Task directions
Reproduce the listing exactly, with no pictures in your copy.

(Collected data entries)
>>>

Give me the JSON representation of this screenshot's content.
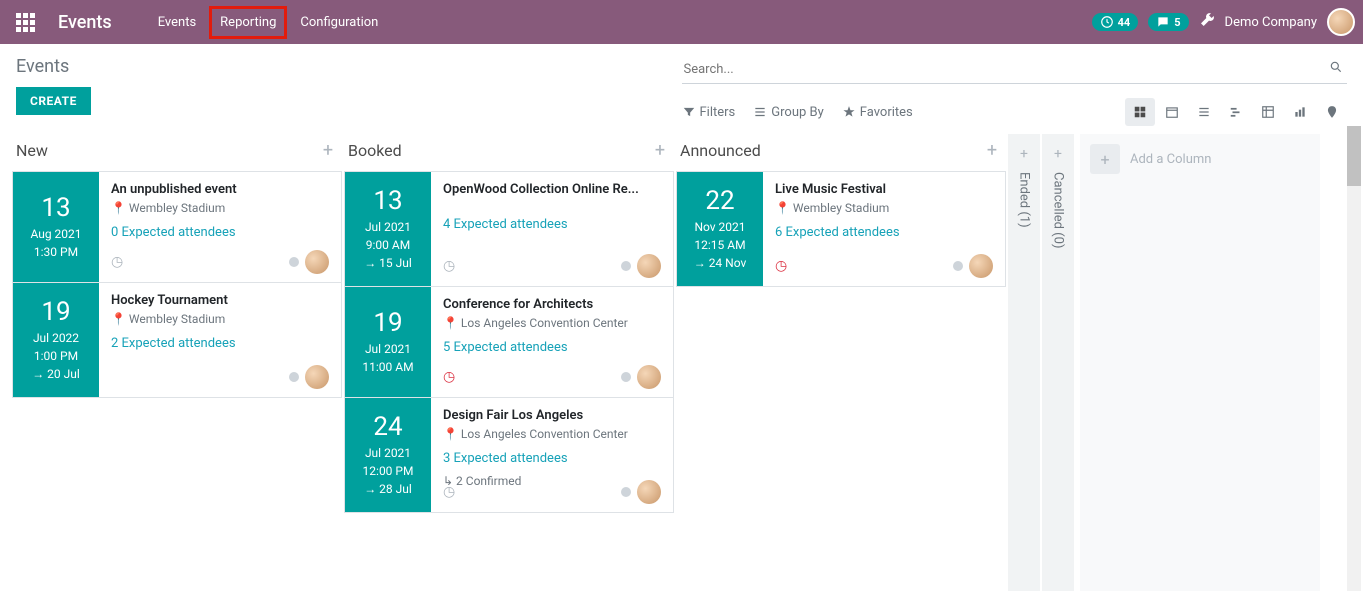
{
  "topbar": {
    "brand": "Events",
    "nav": {
      "events": "Events",
      "reporting": "Reporting",
      "configuration": "Configuration"
    },
    "badge1": "44",
    "badge2": "5",
    "company": "Demo Company"
  },
  "control": {
    "breadcrumb": "Events",
    "create": "CREATE",
    "search_placeholder": "Search...",
    "filters": "Filters",
    "groupby": "Group By",
    "favorites": "Favorites"
  },
  "columns": {
    "new": {
      "title": "New"
    },
    "booked": {
      "title": "Booked"
    },
    "announced": {
      "title": "Announced"
    },
    "ended": {
      "label": "Ended (1)"
    },
    "cancelled": {
      "label": "Cancelled (0)"
    },
    "add": {
      "label": "Add a Column"
    }
  },
  "cards": {
    "new1": {
      "day": "13",
      "month": "Aug 2021",
      "time": "1:30 PM",
      "title": "An unpublished event",
      "loc": "Wembley Stadium",
      "att": "0 Expected attendees"
    },
    "new2": {
      "day": "19",
      "month": "Jul 2022",
      "time": "1:00 PM",
      "end": "20 Jul",
      "title": "Hockey Tournament",
      "loc": "Wembley Stadium",
      "att": "2 Expected attendees"
    },
    "booked1": {
      "day": "13",
      "month": "Jul 2021",
      "time": "9:00 AM",
      "end": "15 Jul",
      "title": "OpenWood Collection Online Re...",
      "att": "4 Expected attendees"
    },
    "booked2": {
      "day": "19",
      "month": "Jul 2021",
      "time": "11:00 AM",
      "title": "Conference for Architects",
      "loc": "Los Angeles Convention Center",
      "att": "5 Expected attendees"
    },
    "booked3": {
      "day": "24",
      "month": "Jul 2021",
      "time": "12:00 PM",
      "end": "28 Jul",
      "title": "Design Fair Los Angeles",
      "loc": "Los Angeles Convention Center",
      "att": "3 Expected attendees",
      "conf": "2 Confirmed"
    },
    "ann1": {
      "day": "22",
      "month": "Nov 2021",
      "time": "12:15 AM",
      "end": "24 Nov",
      "title": "Live Music Festival",
      "loc": "Wembley Stadium",
      "att": "6 Expected attendees"
    }
  }
}
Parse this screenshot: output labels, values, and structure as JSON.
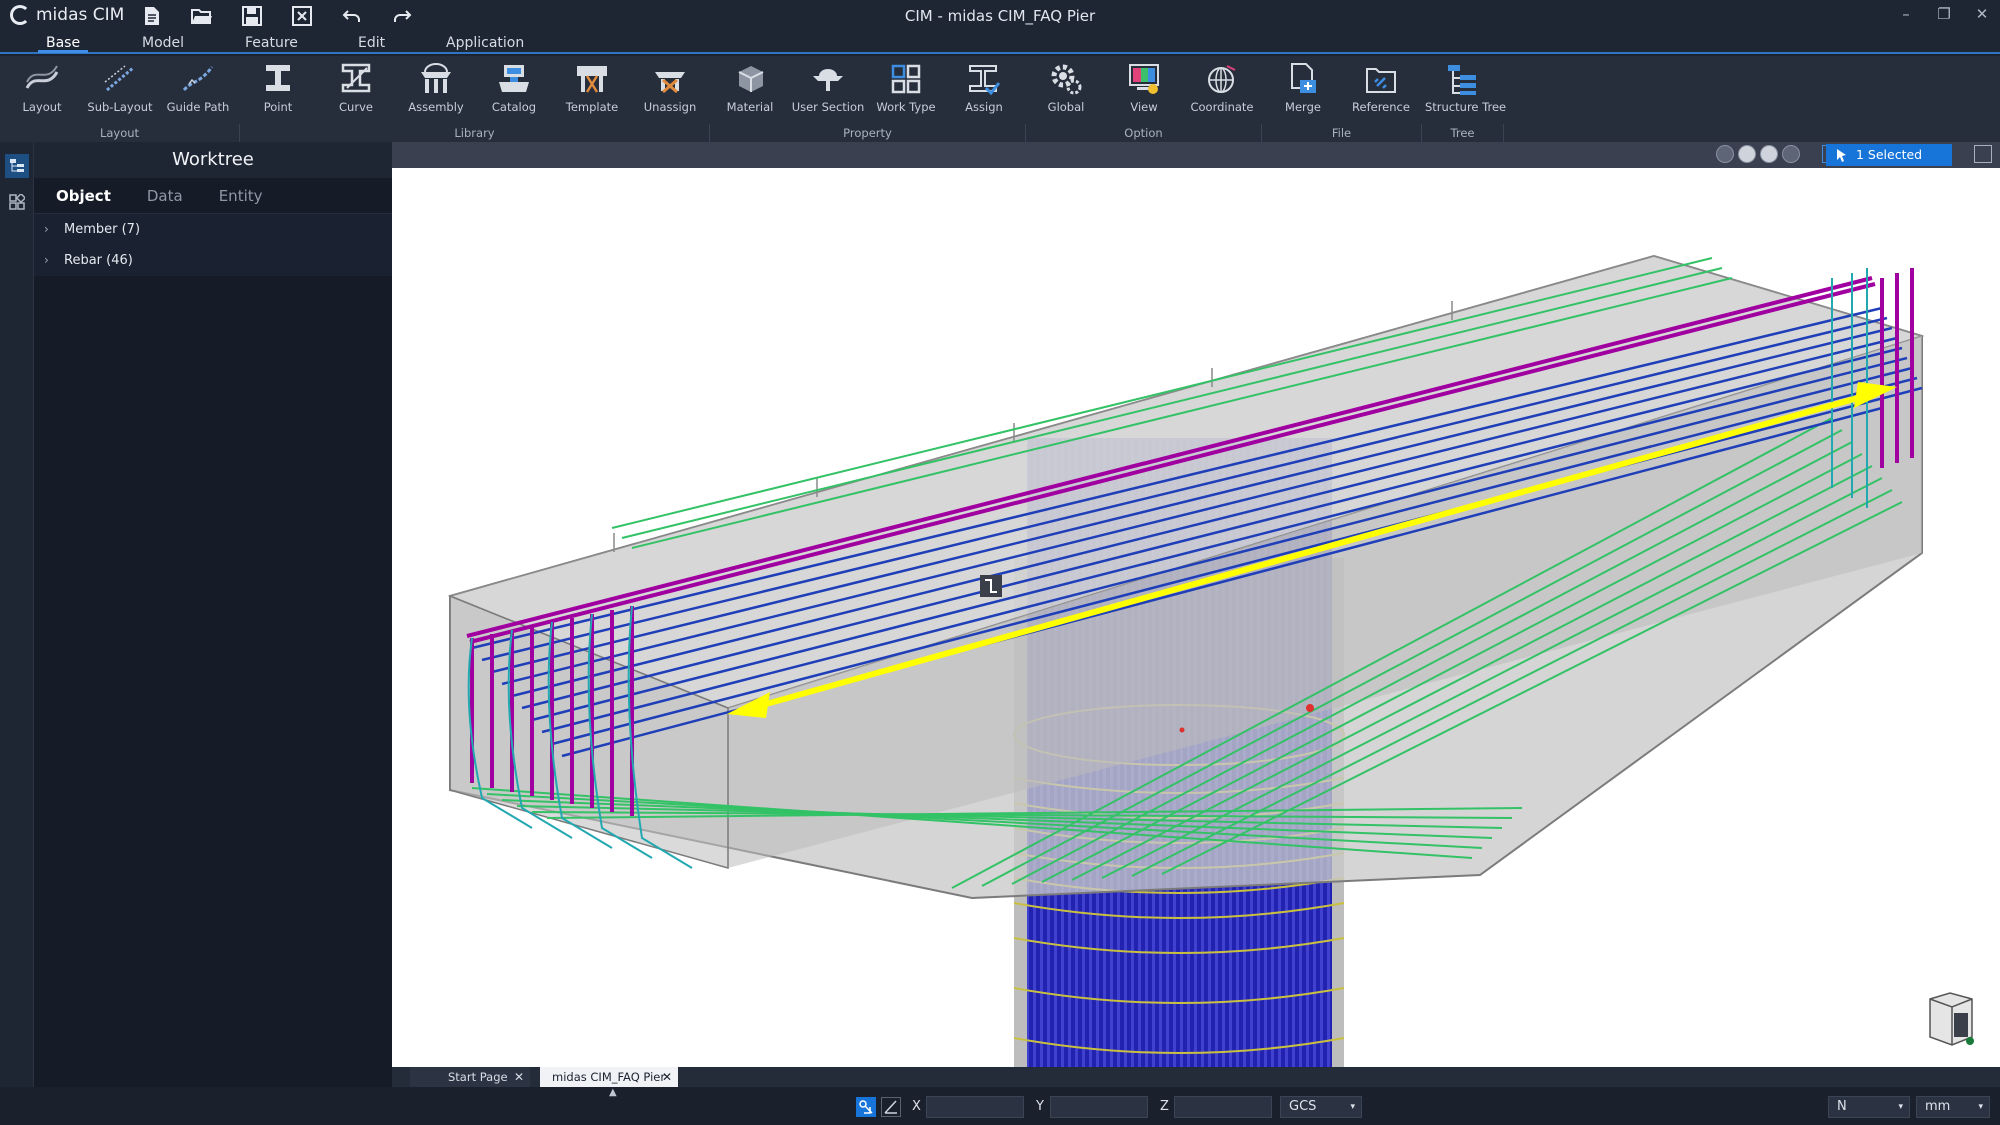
{
  "app": {
    "brand": "midas CIM",
    "window_title": "CIM - midas CIM_FAQ Pier"
  },
  "menu_tabs": [
    "Base",
    "Model",
    "Feature",
    "Edit",
    "Application"
  ],
  "ribbon": {
    "buttons": [
      "Layout",
      "Sub-Layout",
      "Guide Path",
      "Point",
      "Curve",
      "Assembly",
      "Catalog",
      "Template",
      "Unassign",
      "Material",
      "User Section",
      "Work Type",
      "Assign",
      "Global",
      "View",
      "Coordinate",
      "Merge",
      "Reference",
      "Structure Tree"
    ],
    "groups": [
      "Layout",
      "Library",
      "Property",
      "Option",
      "File",
      "Tree"
    ]
  },
  "worktree": {
    "title": "Worktree",
    "tabs": [
      "Object",
      "Data",
      "Entity"
    ],
    "items": [
      "Member (7)",
      "Rebar (46)"
    ]
  },
  "viewport": {
    "selection_status": "1 Selected"
  },
  "doc_tabs": [
    "Start Page",
    "midas CIM_FAQ Pier"
  ],
  "statusbar": {
    "x_label": "X",
    "y_label": "Y",
    "z_label": "Z",
    "coord_system": "GCS",
    "force_unit": "N",
    "length_unit": "mm"
  },
  "colors": {
    "accent": "#1774d9",
    "arrow": "#ffff00",
    "rebar_blue": "#1a1ab0",
    "rebar_green": "#33c266",
    "rebar_magenta": "#a000a0",
    "rebar_cyan": "#22a8b0"
  }
}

<<<

Written reply
Give me the JSON representation of this screenshot's content.
{
  "topbar": {
    "brand": "Events",
    "nav": {
      "events": "Events",
      "reporting": "Reporting",
      "configuration": "Configuration"
    },
    "badge1": "44",
    "badge2": "5",
    "company": "Demo Company"
  },
  "control": {
    "breadcrumb": "Events",
    "create": "CREATE",
    "search_placeholder": "Search...",
    "filters": "Filters",
    "groupby": "Group By",
    "favorites": "Favorites"
  },
  "columns": {
    "new": {
      "title": "New"
    },
    "booked": {
      "title": "Booked"
    },
    "announced": {
      "title": "Announced"
    },
    "ended": {
      "label": "Ended (1)"
    },
    "cancelled": {
      "label": "Cancelled (0)"
    },
    "add": {
      "label": "Add a Column"
    }
  },
  "cards": {
    "new1": {
      "day": "13",
      "month": "Aug 2021",
      "time": "1:30 PM",
      "title": "An unpublished event",
      "loc": "Wembley Stadium",
      "att": "0 Expected attendees"
    },
    "new2": {
      "day": "19",
      "month": "Jul 2022",
      "time": "1:00 PM",
      "end": "20 Jul",
      "title": "Hockey Tournament",
      "loc": "Wembley Stadium",
      "att": "2 Expected attendees"
    },
    "booked1": {
      "day": "13",
      "month": "Jul 2021",
      "time": "9:00 AM",
      "end": "15 Jul",
      "title": "OpenWood Collection Online Re...",
      "att": "4 Expected attendees"
    },
    "booked2": {
      "day": "19",
      "month": "Jul 2021",
      "time": "11:00 AM",
      "title": "Conference for Architects",
      "loc": "Los Angeles Convention Center",
      "att": "5 Expected attendees"
    },
    "booked3": {
      "day": "24",
      "month": "Jul 2021",
      "time": "12:00 PM",
      "end": "28 Jul",
      "title": "Design Fair Los Angeles",
      "loc": "Los Angeles Convention Center",
      "att": "3 Expected attendees",
      "conf": "2 Confirmed"
    },
    "ann1": {
      "day": "22",
      "month": "Nov 2021",
      "time": "12:15 AM",
      "end": "24 Nov",
      "title": "Live Music Festival",
      "loc": "Wembley Stadium",
      "att": "6 Expected attendees"
    }
  }
}
Parse this screenshot: output labels, values, and structure as JSON.
{
  "app": {
    "brand": "midas CIM",
    "window_title": "CIM - midas CIM_FAQ Pier"
  },
  "menu_tabs": [
    "Base",
    "Model",
    "Feature",
    "Edit",
    "Application"
  ],
  "ribbon": {
    "buttons": [
      "Layout",
      "Sub-Layout",
      "Guide Path",
      "Point",
      "Curve",
      "Assembly",
      "Catalog",
      "Template",
      "Unassign",
      "Material",
      "User Section",
      "Work Type",
      "Assign",
      "Global",
      "View",
      "Coordinate",
      "Merge",
      "Reference",
      "Structure Tree"
    ],
    "groups": [
      "Layout",
      "Library",
      "Property",
      "Option",
      "File",
      "Tree"
    ]
  },
  "worktree": {
    "title": "Worktree",
    "tabs": [
      "Object",
      "Data",
      "Entity"
    ],
    "items": [
      "Member (7)",
      "Rebar (46)"
    ]
  },
  "viewport": {
    "selection_status": "1 Selected"
  },
  "doc_tabs": [
    "Start Page",
    "midas CIM_FAQ Pier"
  ],
  "statusbar": {
    "x_label": "X",
    "y_label": "Y",
    "z_label": "Z",
    "coord_system": "GCS",
    "force_unit": "N",
    "length_unit": "mm"
  },
  "colors": {
    "accent": "#1774d9",
    "arrow": "#ffff00",
    "rebar_blue": "#1a1ab0",
    "rebar_green": "#33c266",
    "rebar_magenta": "#a000a0",
    "rebar_cyan": "#22a8b0"
  }
}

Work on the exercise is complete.